● Aim
In the listing below, locate the lines that hold "this" and copy them.

+++ Provided information +++

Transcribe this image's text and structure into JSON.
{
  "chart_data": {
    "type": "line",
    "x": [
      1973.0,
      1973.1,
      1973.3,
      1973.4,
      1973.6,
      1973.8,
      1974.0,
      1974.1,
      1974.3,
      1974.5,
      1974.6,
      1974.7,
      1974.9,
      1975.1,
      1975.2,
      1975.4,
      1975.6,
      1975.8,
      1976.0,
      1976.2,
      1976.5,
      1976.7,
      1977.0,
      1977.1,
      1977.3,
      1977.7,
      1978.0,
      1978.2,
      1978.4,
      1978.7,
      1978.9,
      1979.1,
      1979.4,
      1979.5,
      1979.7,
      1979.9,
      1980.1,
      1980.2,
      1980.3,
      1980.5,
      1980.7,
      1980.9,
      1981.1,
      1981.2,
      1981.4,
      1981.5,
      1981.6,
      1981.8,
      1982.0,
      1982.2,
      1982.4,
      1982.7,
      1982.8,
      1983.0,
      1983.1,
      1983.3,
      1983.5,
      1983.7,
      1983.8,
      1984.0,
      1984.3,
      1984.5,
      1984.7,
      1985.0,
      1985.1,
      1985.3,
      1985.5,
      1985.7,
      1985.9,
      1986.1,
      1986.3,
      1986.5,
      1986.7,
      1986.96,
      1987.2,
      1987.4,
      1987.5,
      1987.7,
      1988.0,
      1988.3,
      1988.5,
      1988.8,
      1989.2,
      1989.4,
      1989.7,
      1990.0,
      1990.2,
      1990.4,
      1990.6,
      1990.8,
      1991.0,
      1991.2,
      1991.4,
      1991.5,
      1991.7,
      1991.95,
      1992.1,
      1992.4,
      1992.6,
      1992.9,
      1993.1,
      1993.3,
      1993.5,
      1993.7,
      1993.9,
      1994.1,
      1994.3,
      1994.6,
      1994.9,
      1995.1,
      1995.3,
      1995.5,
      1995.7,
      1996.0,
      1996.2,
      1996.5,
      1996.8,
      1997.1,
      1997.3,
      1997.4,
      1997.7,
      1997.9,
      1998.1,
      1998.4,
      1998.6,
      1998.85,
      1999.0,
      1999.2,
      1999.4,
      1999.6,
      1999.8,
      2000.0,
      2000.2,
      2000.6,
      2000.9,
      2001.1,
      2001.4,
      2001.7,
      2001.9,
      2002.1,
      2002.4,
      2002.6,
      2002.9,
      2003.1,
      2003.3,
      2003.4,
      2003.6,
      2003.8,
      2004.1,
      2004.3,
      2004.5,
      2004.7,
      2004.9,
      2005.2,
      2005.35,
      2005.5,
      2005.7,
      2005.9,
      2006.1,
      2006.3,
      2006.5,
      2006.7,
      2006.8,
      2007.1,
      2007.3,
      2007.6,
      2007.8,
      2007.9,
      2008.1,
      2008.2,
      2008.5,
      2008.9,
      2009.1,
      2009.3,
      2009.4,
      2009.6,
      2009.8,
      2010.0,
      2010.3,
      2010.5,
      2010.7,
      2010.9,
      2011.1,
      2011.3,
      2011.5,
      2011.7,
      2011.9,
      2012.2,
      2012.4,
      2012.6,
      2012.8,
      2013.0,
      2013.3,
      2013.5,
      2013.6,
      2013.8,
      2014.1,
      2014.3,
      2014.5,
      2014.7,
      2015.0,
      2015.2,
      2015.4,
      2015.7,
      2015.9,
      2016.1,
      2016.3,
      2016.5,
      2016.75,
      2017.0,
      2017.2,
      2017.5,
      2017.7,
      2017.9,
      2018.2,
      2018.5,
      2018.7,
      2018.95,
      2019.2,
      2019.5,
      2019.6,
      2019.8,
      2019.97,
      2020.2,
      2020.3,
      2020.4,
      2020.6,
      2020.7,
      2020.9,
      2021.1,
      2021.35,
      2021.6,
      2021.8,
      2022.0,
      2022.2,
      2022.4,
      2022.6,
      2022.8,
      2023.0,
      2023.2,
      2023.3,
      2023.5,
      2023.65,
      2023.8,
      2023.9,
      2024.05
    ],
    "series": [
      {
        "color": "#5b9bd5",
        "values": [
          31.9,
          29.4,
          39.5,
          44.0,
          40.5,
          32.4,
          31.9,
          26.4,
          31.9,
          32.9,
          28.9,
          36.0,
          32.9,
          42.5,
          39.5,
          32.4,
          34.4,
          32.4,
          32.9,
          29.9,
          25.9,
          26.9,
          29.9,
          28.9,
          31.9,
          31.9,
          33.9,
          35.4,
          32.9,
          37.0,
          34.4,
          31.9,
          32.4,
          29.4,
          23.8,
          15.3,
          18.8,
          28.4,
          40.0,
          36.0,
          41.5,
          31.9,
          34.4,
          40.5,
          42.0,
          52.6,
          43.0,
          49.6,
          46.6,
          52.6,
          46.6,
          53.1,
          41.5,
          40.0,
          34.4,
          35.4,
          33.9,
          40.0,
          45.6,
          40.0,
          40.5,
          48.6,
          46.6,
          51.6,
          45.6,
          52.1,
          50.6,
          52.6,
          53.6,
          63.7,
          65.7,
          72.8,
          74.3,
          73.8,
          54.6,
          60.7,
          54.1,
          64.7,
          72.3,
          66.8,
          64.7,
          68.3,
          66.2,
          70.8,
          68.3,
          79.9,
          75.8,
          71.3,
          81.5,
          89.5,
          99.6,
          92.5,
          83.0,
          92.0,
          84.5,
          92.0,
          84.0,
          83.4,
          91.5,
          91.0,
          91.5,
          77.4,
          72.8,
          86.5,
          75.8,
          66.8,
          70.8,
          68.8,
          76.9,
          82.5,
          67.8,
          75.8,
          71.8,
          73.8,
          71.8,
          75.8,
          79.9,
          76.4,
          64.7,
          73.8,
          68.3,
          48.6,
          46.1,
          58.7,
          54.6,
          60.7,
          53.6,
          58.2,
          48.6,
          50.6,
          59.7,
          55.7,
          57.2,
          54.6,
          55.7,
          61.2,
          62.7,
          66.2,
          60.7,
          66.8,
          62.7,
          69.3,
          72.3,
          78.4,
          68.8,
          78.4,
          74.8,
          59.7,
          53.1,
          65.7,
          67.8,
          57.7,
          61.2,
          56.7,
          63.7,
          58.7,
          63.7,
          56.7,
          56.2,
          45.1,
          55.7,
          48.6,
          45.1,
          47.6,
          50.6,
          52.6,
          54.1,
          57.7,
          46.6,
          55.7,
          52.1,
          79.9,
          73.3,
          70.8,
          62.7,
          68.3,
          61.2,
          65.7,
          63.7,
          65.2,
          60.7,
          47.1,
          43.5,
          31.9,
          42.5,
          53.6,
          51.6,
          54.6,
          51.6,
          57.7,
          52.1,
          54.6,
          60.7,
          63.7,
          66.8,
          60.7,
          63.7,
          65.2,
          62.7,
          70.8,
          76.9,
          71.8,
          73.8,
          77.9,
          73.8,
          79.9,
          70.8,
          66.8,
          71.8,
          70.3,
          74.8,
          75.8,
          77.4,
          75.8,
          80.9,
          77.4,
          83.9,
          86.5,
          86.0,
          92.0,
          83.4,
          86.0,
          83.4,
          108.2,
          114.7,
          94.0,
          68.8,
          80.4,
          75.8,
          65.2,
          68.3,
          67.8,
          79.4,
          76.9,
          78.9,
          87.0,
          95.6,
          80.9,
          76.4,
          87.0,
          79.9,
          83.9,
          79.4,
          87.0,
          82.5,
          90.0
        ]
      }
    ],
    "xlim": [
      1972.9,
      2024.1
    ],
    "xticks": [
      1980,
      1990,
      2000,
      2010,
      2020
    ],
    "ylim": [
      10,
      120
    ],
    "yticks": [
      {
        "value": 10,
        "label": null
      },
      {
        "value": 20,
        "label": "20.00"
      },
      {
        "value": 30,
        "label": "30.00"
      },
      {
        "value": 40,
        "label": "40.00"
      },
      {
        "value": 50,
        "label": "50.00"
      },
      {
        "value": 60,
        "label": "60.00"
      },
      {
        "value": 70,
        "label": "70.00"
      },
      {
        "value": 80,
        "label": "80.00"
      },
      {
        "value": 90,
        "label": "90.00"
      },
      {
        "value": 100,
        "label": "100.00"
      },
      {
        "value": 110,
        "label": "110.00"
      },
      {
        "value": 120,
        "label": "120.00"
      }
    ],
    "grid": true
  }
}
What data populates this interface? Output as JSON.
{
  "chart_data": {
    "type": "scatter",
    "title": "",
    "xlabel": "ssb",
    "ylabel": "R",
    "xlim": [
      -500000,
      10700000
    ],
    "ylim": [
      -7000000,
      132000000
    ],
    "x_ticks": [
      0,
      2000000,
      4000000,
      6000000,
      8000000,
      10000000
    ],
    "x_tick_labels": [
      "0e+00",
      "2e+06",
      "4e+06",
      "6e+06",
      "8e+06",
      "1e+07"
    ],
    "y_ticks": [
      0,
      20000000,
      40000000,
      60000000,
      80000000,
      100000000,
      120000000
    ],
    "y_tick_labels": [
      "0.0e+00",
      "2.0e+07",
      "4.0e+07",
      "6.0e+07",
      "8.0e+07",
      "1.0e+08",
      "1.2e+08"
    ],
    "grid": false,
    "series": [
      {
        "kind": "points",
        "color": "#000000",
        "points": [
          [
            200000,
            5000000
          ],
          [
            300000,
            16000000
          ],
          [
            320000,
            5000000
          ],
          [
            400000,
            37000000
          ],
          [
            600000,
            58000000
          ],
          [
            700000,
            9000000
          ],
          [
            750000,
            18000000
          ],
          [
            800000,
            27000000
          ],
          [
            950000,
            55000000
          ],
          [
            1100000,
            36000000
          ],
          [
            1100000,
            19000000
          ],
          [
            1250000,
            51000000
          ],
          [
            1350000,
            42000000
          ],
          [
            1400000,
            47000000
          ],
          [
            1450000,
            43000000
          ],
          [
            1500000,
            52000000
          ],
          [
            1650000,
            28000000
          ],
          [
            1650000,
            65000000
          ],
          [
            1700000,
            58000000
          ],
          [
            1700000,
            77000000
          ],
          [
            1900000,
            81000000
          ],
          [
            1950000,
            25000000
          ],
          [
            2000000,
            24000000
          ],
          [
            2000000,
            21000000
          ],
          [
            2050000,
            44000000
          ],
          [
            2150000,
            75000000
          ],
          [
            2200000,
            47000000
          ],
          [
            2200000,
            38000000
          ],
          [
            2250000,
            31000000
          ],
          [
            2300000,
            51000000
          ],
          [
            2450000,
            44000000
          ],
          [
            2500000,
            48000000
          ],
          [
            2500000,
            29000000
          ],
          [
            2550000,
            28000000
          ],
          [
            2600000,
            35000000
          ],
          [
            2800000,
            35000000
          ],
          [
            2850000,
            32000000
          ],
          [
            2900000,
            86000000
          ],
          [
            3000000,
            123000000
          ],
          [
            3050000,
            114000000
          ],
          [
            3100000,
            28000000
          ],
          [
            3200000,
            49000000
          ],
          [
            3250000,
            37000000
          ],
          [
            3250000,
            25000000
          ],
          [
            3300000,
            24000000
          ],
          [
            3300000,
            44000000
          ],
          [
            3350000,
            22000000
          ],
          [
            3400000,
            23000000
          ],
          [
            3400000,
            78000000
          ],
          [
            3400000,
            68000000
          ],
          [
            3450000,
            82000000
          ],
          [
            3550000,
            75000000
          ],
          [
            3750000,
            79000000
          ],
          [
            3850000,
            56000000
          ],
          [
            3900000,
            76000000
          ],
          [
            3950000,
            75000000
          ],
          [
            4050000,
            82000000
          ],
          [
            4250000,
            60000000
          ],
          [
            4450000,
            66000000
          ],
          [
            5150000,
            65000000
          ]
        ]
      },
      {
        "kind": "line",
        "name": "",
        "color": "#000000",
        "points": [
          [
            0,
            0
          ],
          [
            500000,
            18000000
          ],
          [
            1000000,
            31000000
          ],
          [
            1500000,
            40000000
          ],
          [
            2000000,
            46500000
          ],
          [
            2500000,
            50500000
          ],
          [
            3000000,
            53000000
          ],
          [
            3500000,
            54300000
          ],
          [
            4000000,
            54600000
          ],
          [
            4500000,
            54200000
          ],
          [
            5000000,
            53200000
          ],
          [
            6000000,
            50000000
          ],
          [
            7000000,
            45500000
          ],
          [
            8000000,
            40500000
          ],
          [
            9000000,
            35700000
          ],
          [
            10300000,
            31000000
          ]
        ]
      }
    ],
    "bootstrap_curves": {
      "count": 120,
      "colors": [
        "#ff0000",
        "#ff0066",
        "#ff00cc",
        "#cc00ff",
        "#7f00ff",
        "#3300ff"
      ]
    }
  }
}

+++

● The completed task
Transcribe this image's text and structure into JSON.
What data populates this interface? Output as JSON.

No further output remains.